- **TASK INSTRUCTIONS**: Every entry here needs to be repeated exactly.

- **MATERIAL SUPPLIED**:
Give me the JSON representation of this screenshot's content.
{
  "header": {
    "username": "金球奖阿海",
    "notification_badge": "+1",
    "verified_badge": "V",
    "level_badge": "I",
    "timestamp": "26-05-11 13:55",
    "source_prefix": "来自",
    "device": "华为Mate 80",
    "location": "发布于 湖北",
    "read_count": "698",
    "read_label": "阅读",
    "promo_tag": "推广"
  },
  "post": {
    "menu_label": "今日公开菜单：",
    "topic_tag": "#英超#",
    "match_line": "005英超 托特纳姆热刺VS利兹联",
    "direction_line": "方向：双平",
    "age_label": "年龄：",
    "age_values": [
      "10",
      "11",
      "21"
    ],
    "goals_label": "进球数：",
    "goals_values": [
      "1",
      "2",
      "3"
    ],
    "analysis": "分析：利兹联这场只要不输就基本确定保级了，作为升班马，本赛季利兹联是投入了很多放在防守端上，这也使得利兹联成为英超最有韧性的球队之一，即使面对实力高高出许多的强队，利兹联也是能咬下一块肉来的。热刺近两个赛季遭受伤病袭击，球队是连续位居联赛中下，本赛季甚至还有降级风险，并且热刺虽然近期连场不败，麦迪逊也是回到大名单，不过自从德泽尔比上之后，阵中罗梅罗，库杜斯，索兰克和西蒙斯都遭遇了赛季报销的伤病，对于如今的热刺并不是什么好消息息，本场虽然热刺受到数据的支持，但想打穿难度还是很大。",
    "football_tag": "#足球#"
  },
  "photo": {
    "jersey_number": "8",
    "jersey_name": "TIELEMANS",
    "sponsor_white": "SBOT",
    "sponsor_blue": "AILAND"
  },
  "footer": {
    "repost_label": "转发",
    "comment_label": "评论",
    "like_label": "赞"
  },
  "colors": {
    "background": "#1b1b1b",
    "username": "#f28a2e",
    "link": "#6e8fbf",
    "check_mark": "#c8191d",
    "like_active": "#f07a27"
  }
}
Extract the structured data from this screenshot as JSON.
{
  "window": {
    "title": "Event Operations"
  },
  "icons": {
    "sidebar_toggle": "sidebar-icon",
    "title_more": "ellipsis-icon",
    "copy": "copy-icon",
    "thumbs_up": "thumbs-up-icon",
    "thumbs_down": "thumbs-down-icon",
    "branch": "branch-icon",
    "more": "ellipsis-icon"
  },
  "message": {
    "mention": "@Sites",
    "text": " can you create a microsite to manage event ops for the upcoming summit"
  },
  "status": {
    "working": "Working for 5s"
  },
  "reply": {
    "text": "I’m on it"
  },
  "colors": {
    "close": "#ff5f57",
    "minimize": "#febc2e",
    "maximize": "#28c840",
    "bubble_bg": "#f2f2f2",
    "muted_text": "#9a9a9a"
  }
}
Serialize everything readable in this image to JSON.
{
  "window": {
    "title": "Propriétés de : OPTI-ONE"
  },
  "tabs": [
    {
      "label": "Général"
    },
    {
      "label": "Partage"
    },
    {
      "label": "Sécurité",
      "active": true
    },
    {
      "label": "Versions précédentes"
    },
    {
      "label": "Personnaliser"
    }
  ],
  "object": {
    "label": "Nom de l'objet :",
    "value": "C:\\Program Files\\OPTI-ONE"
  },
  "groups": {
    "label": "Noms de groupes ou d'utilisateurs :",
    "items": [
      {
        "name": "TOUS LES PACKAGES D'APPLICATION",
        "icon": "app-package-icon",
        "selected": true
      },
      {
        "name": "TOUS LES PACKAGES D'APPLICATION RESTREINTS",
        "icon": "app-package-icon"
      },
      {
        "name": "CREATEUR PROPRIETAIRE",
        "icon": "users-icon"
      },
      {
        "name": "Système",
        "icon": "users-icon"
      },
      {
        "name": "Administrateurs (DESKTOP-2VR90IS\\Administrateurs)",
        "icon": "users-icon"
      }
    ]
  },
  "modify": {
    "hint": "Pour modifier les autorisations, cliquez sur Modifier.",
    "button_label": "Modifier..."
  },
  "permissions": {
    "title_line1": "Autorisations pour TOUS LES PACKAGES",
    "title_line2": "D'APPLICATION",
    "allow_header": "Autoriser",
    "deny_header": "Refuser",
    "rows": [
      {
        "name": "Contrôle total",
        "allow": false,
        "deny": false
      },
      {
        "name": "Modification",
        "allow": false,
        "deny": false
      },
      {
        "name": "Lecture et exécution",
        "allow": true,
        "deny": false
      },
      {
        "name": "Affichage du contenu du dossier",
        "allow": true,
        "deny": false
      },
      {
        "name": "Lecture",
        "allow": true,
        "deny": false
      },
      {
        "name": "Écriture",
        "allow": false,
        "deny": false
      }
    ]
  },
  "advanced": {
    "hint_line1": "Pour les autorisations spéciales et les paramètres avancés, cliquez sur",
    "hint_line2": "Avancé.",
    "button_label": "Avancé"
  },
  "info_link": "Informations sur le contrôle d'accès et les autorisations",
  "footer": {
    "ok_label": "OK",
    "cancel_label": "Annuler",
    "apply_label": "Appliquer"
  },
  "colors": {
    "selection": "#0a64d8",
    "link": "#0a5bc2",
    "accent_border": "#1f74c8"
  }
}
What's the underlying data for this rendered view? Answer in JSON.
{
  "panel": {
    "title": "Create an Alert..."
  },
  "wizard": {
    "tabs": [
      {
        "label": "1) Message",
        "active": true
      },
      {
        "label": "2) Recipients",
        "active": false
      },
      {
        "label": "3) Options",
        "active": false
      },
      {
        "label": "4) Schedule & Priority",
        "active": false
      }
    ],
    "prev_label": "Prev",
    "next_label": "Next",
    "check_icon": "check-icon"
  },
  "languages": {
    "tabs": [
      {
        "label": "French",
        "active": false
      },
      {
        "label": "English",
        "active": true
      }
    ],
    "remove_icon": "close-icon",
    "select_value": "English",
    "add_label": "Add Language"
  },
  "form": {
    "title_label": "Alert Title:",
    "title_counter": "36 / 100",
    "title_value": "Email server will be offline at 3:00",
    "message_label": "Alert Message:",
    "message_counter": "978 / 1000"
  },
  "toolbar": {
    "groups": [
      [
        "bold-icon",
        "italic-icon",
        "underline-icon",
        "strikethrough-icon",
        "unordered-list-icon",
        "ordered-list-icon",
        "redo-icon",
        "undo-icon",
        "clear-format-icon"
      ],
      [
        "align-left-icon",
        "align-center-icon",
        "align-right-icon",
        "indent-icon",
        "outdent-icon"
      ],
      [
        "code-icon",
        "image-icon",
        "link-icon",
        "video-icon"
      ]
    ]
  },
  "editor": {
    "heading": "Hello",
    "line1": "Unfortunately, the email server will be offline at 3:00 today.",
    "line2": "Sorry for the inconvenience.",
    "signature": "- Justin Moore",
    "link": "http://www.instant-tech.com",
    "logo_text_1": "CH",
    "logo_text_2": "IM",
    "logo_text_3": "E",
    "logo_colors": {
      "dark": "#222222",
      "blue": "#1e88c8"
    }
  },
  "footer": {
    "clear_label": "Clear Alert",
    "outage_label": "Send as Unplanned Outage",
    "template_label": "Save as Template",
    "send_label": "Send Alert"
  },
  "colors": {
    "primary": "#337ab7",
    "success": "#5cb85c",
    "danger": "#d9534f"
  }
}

- **RESULT OF THE TASK**:
Give me the JSON representation of this screenshot's content.
{
  "header": {
    "username": "金球奖阿海",
    "notification_badge": "+1",
    "verified_badge": "V",
    "level_badge": "I",
    "timestamp": "26-05-11 13:55",
    "source_prefix": "来自",
    "device": "华为Mate 80",
    "location": "发布于 湖北",
    "read_count": "698",
    "read_label": "阅读",
    "promo_tag": "推广"
  },
  "post": {
    "menu_label": "今日公开菜单：",
    "topic_tag": "#英超#",
    "match_line": "005英超 托特纳姆热刺VS利兹联",
    "direction_line": "方向：双平",
    "age_label": "年龄：",
    "age_values": [
      "10",
      "11",
      "21"
    ],
    "goals_label": "进球数：",
    "goals_values": [
      "1",
      "2",
      "3"
    ],
    "analysis": "分析：利兹联这场只要不输就基本确定保级了，作为升班马，本赛季利兹联是投入了很多放在防守端上，这也使得利兹联成为英超最有韧性的球队之一，即使面对实力高高出许多的强队，利兹联也是能咬下一块肉来的。热刺近两个赛季遭受伤病袭击，球队是连续位居联赛中下，本赛季甚至还有降级风险，并且热刺虽然近期连场不败，麦迪逊也是回到大名单，不过自从德泽尔比上之后，阵中罗梅罗，库杜斯，索兰克和西蒙斯都遭遇了赛季报销的伤病，对于如今的热刺并不是什么好消息息，本场虽然热刺受到数据的支持，但想打穿难度还是很大。",
    "football_tag": "#足球#"
  },
  "photo": {
    "jersey_number": "8",
    "jersey_name": "TIELEMANS",
    "sponsor_white": "SBOT",
    "sponsor_blue": "AILAND"
  },
  "footer": {
    "repost_label": "转发",
    "comment_label": "评论",
    "like_label": "赞"
  },
  "colors": {
    "background": "#1b1b1b",
    "username": "#f28a2e",
    "link": "#6e8fbf",
    "check_mark": "#c8191d",
    "like_active": "#f07a27"
  }
}
Extract the structured data from this screenshot as JSON.
{
  "window": {
    "title": "Event Operations"
  },
  "icons": {
    "sidebar_toggle": "sidebar-icon",
    "title_more": "ellipsis-icon",
    "copy": "copy-icon",
    "thumbs_up": "thumbs-up-icon",
    "thumbs_down": "thumbs-down-icon",
    "branch": "branch-icon",
    "more": "ellipsis-icon"
  },
  "message": {
    "mention": "@Sites",
    "text": " can you create a microsite to manage event ops for the upcoming summit"
  },
  "status": {
    "working": "Working for 5s"
  },
  "reply": {
    "text": "I’m on it"
  },
  "colors": {
    "close": "#ff5f57",
    "minimize": "#febc2e",
    "maximize": "#28c840",
    "bubble_bg": "#f2f2f2",
    "muted_text": "#9a9a9a"
  }
}
Serialize everything readable in this image to JSON.
{
  "window": {
    "title": "Propriétés de : OPTI-ONE"
  },
  "tabs": [
    {
      "label": "Général"
    },
    {
      "label": "Partage"
    },
    {
      "label": "Sécurité",
      "active": true
    },
    {
      "label": "Versions précédentes"
    },
    {
      "label": "Personnaliser"
    }
  ],
  "object": {
    "label": "Nom de l'objet :",
    "value": "C:\\Program Files\\OPTI-ONE"
  },
  "groups": {
    "label": "Noms de groupes ou d'utilisateurs :",
    "items": [
      {
        "name": "TOUS LES PACKAGES D'APPLICATION",
        "icon": "app-package-icon",
        "selected": true
      },
      {
        "name": "TOUS LES PACKAGES D'APPLICATION RESTREINTS",
        "icon": "app-package-icon"
      },
      {
        "name": "CREATEUR PROPRIETAIRE",
        "icon": "users-icon"
      },
      {
        "name": "Système",
        "icon": "users-icon"
      },
      {
        "name": "Administrateurs (DESKTOP-2VR90IS\\Administrateurs)",
        "icon": "users-icon"
      }
    ]
  },
  "modify": {
    "hint": "Pour modifier les autorisations, cliquez sur Modifier.",
    "button_label": "Modifier..."
  },
  "permissions": {
    "title_line1": "Autorisations pour TOUS LES PACKAGES",
    "title_line2": "D'APPLICATION",
    "allow_header": "Autoriser",
    "deny_header": "Refuser",
    "rows": [
      {
        "name": "Contrôle total",
        "allow": false,
        "deny": false
      },
      {
        "name": "Modification",
        "allow": false,
        "deny": false
      },
      {
        "name": "Lecture et exécution",
        "allow": true,
        "deny": false
      },
      {
        "name": "Affichage du contenu du dossier",
        "allow": true,
        "deny": false
      },
      {
        "name": "Lecture",
        "allow": true,
        "deny": false
      },
      {
        "name": "Écriture",
        "allow": false,
        "deny": false
      }
    ]
  },
  "advanced": {
    "hint_line1": "Pour les autorisations spéciales et les paramètres avancés, cliquez sur",
    "hint_line2": "Avancé.",
    "button_label": "Avancé"
  },
  "info_link": "Informations sur le contrôle d'accès et les autorisations",
  "footer": {
    "ok_label": "OK",
    "cancel_label": "Annuler",
    "apply_label": "Appliquer"
  },
  "colors": {
    "selection": "#0a64d8",
    "link": "#0a5bc2",
    "accent_border": "#1f74c8"
  }
}
What's the underlying data for this rendered view? Answer in JSON.
{
  "panel": {
    "title": "Create an Alert..."
  },
  "wizard": {
    "tabs": [
      {
        "label": "1) Message",
        "active": true
      },
      {
        "label": "2) Recipients",
        "active": false
      },
      {
        "label": "3) Options",
        "active": false
      },
      {
        "label": "4) Schedule & Priority",
        "active": false
      }
    ],
    "prev_label": "Prev",
    "next_label": "Next",
    "check_icon": "check-icon"
  },
  "languages": {
    "tabs": [
      {
        "label": "French",
        "active": false
      },
      {
        "label": "English",
        "active": true
      }
    ],
    "remove_icon": "close-icon",
    "select_value": "English",
    "add_label": "Add Language"
  },
  "form": {
    "title_label": "Alert Title:",
    "title_counter": "36 / 100",
    "title_value": "Email server will be offline at 3:00",
    "message_label": "Alert Message:",
    "message_counter": "978 / 1000"
  },
  "toolbar": {
    "groups": [
      [
        "bold-icon",
        "italic-icon",
        "underline-icon",
        "strikethrough-icon",
        "unordered-list-icon",
        "ordered-list-icon",
        "redo-icon",
        "undo-icon",
        "clear-format-icon"
      ],
      [
        "align-left-icon",
        "align-center-icon",
        "align-right-icon",
        "indent-icon",
        "outdent-icon"
      ],
      [
        "code-icon",
        "image-icon",
        "link-icon",
        "video-icon"
      ]
    ]
  },
  "editor": {
    "heading": "Hello",
    "line1": "Unfortunately, the email server will be offline at 3:00 today.",
    "line2": "Sorry for the inconvenience.",
    "signature": "- Justin Moore",
    "link": "http://www.instant-tech.com",
    "logo_text_1": "CH",
    "logo_text_2": "IM",
    "logo_text_3": "E",
    "logo_colors": {
      "dark": "#222222",
      "blue": "#1e88c8"
    }
  },
  "footer": {
    "clear_label": "Clear Alert",
    "outage_label": "Send as Unplanned Outage",
    "template_label": "Save as Template",
    "send_label": "Send Alert"
  },
  "colors": {
    "primary": "#337ab7",
    "success": "#5cb85c",
    "danger": "#d9534f"
  }
}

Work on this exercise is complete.